→ **Required work**: From the entries below, copy every line that holds the word "screenshot".
....................
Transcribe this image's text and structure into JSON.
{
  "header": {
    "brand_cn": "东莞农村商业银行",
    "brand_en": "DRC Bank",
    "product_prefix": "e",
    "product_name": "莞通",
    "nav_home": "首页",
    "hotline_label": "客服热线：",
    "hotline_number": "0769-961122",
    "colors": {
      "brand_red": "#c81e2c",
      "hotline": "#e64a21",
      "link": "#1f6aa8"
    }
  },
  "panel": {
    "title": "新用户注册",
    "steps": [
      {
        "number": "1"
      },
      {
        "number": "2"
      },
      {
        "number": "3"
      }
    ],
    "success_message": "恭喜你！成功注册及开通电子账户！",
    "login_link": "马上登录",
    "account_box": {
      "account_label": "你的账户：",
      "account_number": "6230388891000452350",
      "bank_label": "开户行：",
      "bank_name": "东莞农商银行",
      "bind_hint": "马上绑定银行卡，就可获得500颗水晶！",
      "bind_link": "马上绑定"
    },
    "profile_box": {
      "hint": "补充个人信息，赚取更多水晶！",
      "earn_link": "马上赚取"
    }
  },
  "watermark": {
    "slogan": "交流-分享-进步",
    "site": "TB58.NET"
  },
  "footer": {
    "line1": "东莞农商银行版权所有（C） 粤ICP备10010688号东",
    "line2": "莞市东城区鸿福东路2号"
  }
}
....................
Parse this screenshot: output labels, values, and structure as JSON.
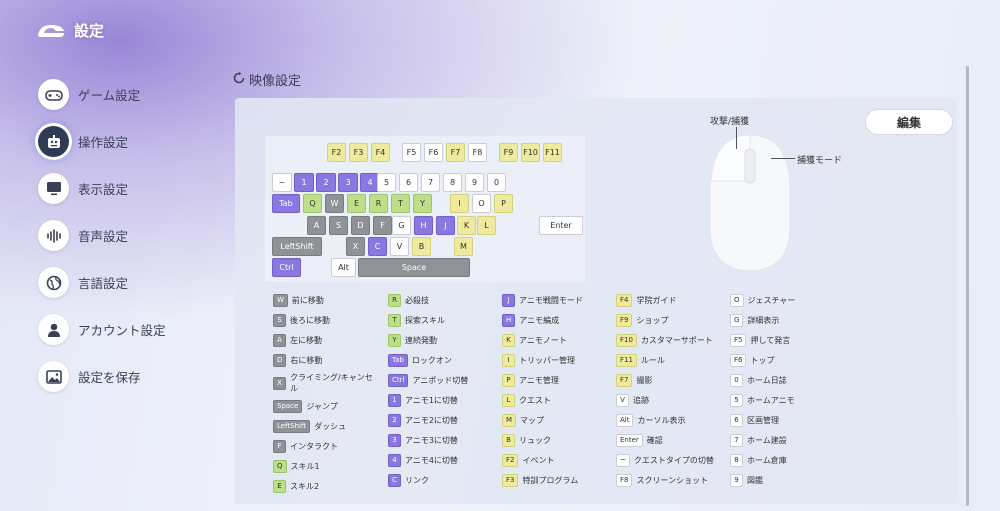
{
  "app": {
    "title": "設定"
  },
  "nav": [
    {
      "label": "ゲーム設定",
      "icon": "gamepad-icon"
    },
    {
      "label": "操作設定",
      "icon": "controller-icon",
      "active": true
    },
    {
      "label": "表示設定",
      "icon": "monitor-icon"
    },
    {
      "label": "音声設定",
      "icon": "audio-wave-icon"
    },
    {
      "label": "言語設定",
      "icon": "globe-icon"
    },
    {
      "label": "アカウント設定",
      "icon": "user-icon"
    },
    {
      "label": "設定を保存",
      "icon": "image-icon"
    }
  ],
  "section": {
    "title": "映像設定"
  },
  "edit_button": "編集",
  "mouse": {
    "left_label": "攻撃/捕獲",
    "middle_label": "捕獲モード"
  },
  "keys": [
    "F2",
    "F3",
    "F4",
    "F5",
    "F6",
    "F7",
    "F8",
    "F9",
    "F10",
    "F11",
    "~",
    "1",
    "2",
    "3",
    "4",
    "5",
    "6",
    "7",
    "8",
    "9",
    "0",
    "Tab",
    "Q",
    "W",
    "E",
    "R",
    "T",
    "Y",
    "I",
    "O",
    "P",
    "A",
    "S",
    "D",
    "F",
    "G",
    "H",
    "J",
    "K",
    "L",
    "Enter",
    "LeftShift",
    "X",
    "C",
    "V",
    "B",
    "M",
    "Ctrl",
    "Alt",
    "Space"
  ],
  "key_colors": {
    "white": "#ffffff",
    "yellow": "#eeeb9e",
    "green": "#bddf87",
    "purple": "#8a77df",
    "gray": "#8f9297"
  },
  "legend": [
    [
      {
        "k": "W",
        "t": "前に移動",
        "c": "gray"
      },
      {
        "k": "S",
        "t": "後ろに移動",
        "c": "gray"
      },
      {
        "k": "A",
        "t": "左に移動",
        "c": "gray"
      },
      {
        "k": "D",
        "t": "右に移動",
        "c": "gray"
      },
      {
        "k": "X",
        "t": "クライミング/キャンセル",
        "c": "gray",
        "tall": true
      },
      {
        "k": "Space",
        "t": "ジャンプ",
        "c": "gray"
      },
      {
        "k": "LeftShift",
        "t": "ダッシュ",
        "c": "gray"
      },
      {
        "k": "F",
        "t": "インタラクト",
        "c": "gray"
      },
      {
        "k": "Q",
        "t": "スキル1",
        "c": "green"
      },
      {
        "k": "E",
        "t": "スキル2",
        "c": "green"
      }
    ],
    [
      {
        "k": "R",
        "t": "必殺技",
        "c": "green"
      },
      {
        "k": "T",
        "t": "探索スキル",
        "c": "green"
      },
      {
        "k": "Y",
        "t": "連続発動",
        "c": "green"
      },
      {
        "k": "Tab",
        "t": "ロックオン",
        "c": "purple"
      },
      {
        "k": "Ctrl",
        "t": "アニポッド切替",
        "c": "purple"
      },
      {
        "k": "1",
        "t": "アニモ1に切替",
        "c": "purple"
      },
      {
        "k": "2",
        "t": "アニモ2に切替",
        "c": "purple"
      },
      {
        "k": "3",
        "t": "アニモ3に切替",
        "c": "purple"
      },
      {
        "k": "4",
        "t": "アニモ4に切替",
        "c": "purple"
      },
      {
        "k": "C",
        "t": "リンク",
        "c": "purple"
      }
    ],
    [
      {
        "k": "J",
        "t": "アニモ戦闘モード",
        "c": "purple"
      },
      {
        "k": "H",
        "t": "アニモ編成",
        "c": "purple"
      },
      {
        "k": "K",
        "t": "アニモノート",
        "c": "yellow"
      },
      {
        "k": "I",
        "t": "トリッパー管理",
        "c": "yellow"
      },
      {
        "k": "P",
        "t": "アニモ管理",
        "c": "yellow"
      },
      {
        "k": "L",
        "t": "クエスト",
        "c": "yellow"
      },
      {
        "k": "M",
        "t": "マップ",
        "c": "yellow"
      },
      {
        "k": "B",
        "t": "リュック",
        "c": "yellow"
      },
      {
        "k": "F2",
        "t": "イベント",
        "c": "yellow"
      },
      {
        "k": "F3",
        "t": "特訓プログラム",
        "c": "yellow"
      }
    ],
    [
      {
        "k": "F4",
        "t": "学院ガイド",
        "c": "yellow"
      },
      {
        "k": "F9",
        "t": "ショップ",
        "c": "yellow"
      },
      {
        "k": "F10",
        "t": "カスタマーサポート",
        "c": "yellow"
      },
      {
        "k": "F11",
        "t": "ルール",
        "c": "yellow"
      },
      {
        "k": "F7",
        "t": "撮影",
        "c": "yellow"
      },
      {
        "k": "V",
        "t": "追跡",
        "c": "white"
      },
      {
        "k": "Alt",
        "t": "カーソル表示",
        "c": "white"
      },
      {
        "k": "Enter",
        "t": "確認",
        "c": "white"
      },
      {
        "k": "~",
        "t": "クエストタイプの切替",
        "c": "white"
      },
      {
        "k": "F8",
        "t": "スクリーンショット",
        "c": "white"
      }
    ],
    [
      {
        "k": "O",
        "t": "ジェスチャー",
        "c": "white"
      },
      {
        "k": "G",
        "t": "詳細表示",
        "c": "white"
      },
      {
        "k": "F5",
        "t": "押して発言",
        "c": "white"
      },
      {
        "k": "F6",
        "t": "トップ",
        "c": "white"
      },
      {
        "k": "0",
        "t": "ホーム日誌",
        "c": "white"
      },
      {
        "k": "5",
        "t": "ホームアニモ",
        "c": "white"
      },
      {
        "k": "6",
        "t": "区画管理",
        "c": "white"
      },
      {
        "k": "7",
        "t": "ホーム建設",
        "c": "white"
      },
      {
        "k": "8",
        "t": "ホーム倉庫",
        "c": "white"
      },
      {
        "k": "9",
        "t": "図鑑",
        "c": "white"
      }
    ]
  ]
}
....................
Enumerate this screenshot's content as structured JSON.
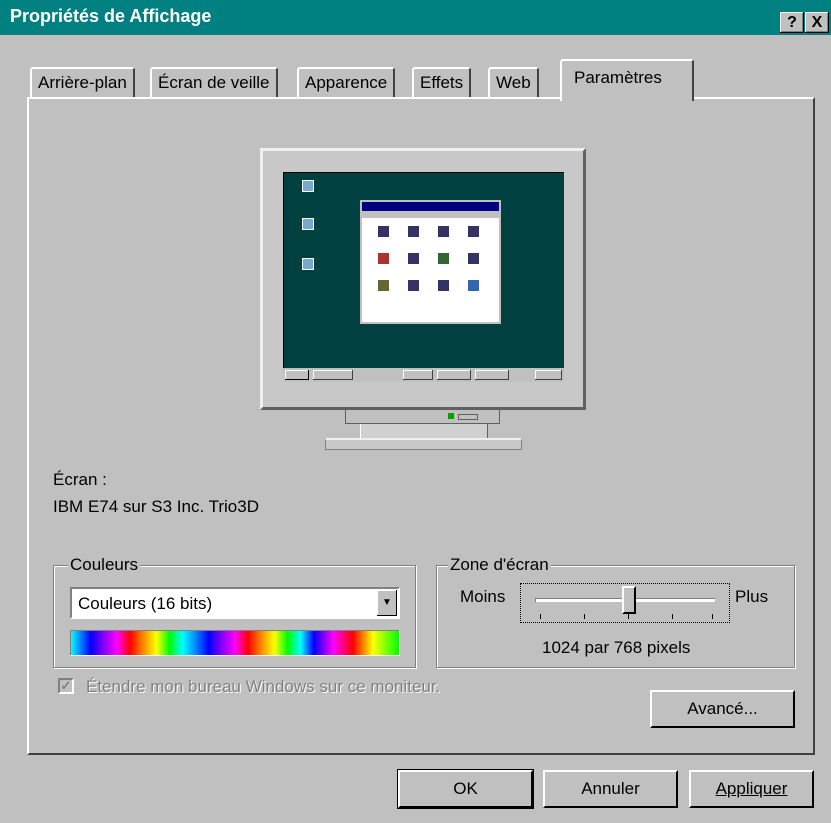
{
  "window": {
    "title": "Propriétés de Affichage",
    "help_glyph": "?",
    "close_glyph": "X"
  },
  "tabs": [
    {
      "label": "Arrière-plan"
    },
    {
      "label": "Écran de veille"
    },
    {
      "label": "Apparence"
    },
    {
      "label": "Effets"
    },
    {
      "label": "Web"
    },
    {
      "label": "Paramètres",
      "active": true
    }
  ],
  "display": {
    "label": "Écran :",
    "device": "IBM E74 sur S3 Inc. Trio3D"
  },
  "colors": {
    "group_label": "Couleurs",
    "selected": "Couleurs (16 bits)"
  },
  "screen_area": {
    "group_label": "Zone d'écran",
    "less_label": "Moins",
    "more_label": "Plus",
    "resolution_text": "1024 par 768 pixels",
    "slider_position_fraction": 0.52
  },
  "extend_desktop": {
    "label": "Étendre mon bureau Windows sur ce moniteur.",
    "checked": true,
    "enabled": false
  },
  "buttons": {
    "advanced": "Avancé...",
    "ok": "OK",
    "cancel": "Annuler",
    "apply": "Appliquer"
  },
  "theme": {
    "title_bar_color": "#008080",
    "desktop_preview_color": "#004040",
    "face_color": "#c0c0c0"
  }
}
....................
→ **Output for this task**:
Parse this screenshot: output labels, values, and structure as JSON.
Enumerate this screenshot's content as structured JSON.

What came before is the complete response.